━━━━━ Provided entries

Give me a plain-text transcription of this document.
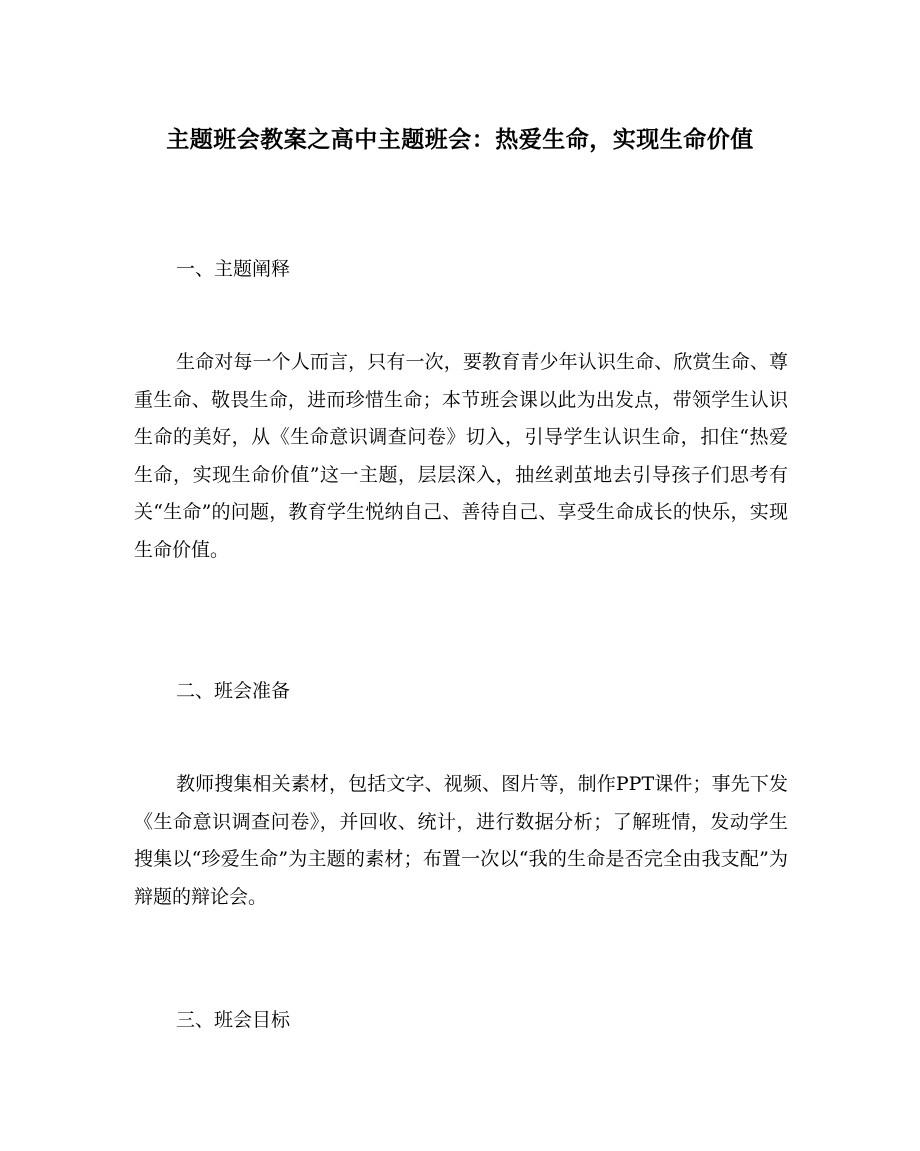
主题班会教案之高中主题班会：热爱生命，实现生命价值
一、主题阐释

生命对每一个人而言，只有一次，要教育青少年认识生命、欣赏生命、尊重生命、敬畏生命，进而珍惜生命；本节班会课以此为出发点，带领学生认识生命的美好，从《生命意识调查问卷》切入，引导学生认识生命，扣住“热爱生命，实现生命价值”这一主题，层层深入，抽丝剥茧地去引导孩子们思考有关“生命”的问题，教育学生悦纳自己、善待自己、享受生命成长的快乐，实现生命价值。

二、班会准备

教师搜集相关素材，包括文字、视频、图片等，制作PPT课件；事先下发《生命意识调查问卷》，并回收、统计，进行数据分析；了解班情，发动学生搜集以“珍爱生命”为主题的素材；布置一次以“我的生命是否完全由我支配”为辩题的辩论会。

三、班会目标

━━━━━━━━━━
━━━━━ Provided entries

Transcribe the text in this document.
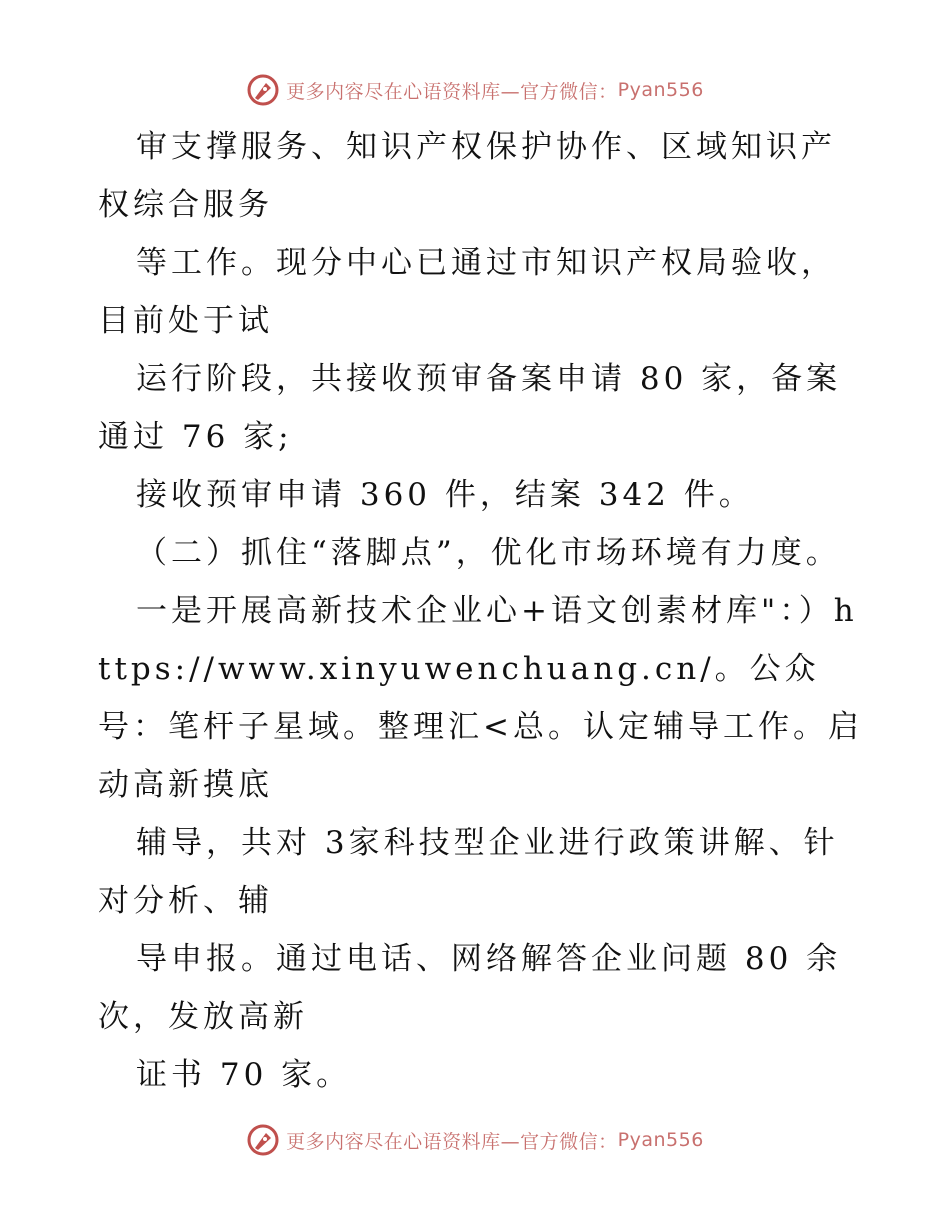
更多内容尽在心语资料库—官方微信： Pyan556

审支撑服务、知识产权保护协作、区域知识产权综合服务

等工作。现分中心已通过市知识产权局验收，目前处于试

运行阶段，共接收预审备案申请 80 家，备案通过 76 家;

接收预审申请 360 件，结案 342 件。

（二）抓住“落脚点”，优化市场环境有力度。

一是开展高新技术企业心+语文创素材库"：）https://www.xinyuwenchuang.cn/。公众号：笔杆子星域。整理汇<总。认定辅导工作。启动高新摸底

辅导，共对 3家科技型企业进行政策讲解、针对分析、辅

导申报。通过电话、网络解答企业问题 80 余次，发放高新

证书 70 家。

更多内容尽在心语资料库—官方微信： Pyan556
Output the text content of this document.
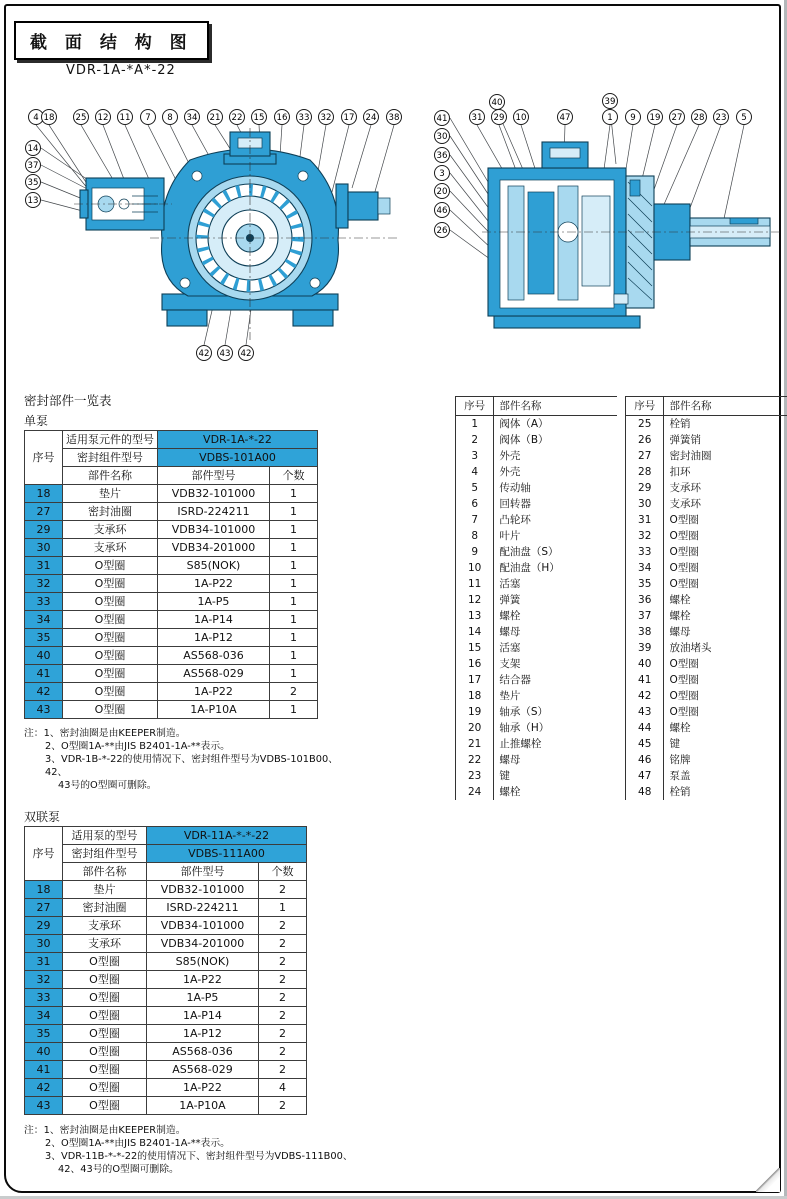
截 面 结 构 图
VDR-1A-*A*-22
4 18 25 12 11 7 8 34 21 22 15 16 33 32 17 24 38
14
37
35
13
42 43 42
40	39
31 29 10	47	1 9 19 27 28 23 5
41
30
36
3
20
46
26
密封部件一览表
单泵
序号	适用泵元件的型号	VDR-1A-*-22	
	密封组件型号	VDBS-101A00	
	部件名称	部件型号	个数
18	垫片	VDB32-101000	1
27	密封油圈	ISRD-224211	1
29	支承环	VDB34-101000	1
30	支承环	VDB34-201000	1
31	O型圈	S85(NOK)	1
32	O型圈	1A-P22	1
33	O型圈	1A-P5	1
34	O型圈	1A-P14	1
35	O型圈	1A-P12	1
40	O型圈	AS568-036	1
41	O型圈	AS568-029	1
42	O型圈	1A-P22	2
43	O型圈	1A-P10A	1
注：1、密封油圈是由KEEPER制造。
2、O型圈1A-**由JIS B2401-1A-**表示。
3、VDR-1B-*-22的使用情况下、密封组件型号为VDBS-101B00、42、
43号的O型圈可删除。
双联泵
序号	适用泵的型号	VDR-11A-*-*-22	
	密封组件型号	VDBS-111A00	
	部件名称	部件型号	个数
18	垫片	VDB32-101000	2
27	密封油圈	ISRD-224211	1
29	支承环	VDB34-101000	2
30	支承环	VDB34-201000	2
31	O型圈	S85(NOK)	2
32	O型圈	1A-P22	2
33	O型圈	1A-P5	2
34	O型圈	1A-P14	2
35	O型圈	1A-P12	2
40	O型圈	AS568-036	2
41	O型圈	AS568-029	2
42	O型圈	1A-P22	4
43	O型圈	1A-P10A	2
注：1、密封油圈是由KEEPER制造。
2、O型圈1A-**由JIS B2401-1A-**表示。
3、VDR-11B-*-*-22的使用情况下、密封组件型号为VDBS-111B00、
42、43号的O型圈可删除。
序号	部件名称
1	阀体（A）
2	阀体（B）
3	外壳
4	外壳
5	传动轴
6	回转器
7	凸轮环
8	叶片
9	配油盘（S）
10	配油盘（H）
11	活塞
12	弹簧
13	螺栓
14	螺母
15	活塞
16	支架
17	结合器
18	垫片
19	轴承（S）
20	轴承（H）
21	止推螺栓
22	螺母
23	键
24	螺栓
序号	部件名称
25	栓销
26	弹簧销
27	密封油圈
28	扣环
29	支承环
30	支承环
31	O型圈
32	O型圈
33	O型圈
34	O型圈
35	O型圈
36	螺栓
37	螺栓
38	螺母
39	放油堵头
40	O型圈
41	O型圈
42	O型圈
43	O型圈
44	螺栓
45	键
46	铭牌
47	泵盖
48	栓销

━━━━━━━━━━

Select the lines that carry the string "密封组件型号为VDBS" and copy them.

3、VDR-1B-*-22的使用情况下、密封组件型号为VDBS-101B00、42、
3、VDR-11B-*-*-22的使用情况下、密封组件型号为VDBS-111B00、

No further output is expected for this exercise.